↓↓↓
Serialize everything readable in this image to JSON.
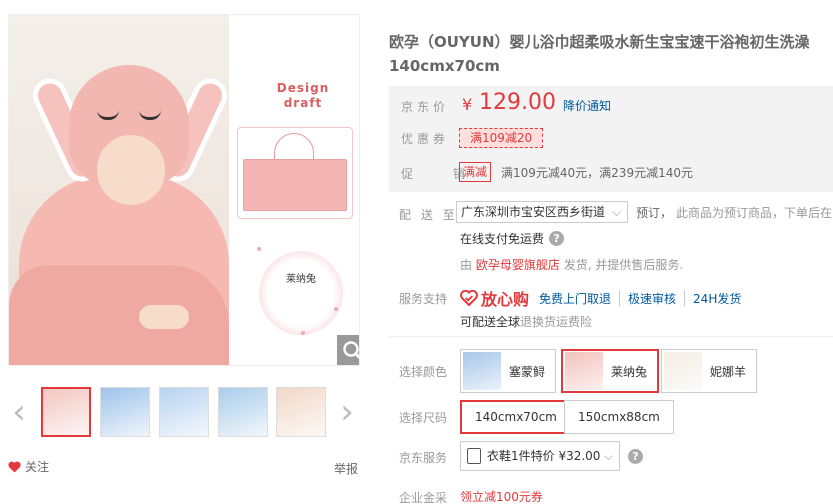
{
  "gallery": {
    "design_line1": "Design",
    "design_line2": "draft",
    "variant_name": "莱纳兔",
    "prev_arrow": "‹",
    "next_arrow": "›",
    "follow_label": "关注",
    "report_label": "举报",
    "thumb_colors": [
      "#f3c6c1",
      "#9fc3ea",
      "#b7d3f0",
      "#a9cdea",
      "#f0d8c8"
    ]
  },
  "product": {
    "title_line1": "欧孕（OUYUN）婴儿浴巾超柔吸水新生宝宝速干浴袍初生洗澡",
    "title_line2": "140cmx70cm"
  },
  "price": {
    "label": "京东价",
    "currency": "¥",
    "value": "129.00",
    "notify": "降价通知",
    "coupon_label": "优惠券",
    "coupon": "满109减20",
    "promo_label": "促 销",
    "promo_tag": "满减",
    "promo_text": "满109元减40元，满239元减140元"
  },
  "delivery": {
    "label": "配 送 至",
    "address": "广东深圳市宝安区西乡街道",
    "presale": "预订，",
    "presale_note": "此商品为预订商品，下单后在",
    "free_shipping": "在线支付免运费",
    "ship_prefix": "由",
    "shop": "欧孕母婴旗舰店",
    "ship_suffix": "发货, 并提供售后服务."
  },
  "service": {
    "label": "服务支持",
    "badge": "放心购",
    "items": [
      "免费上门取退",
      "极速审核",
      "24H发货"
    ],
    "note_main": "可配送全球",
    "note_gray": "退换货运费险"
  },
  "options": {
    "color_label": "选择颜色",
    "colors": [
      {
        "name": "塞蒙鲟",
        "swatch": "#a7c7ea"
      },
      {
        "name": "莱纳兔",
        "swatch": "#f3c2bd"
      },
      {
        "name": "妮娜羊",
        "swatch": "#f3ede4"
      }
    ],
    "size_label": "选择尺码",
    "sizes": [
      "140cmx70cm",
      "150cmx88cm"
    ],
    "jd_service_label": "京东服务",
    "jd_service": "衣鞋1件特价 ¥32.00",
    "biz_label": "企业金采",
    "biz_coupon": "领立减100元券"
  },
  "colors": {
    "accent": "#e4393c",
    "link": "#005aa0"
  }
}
↑↑↑
# Problem description
Omit the images and transcribe all of the records above word for word.

# Solution to this problem
Serialize everything readable in this image to JSON.
{
  "gallery": {
    "design_line1": "Design",
    "design_line2": "draft",
    "variant_name": "莱纳兔",
    "prev_arrow": "‹",
    "next_arrow": "›",
    "follow_label": "关注",
    "report_label": "举报",
    "thumb_colors": [
      "#f3c6c1",
      "#9fc3ea",
      "#b7d3f0",
      "#a9cdea",
      "#f0d8c8"
    ]
  },
  "product": {
    "title_line1": "欧孕（OUYUN）婴儿浴巾超柔吸水新生宝宝速干浴袍初生洗澡",
    "title_line2": "140cmx70cm"
  },
  "price": {
    "label": "京东价",
    "currency": "¥",
    "value": "129.00",
    "notify": "降价通知",
    "coupon_label": "优惠券",
    "coupon": "满109减20",
    "promo_label": "促 销",
    "promo_tag": "满减",
    "promo_text": "满109元减40元，满239元减140元"
  },
  "delivery": {
    "label": "配 送 至",
    "address": "广东深圳市宝安区西乡街道",
    "presale": "预订，",
    "presale_note": "此商品为预订商品，下单后在",
    "free_shipping": "在线支付免运费",
    "ship_prefix": "由",
    "shop": "欧孕母婴旗舰店",
    "ship_suffix": "发货, 并提供售后服务."
  },
  "service": {
    "label": "服务支持",
    "badge": "放心购",
    "items": [
      "免费上门取退",
      "极速审核",
      "24H发货"
    ],
    "note_main": "可配送全球",
    "note_gray": "退换货运费险"
  },
  "options": {
    "color_label": "选择颜色",
    "colors": [
      {
        "name": "塞蒙鲟",
        "swatch": "#a7c7ea"
      },
      {
        "name": "莱纳兔",
        "swatch": "#f3c2bd"
      },
      {
        "name": "妮娜羊",
        "swatch": "#f3ede4"
      }
    ],
    "size_label": "选择尺码",
    "sizes": [
      "140cmx70cm",
      "150cmx88cm"
    ],
    "jd_service_label": "京东服务",
    "jd_service": "衣鞋1件特价 ¥32.00",
    "biz_label": "企业金采",
    "biz_coupon": "领立减100元券"
  },
  "colors": {
    "accent": "#e4393c",
    "link": "#005aa0"
  }
}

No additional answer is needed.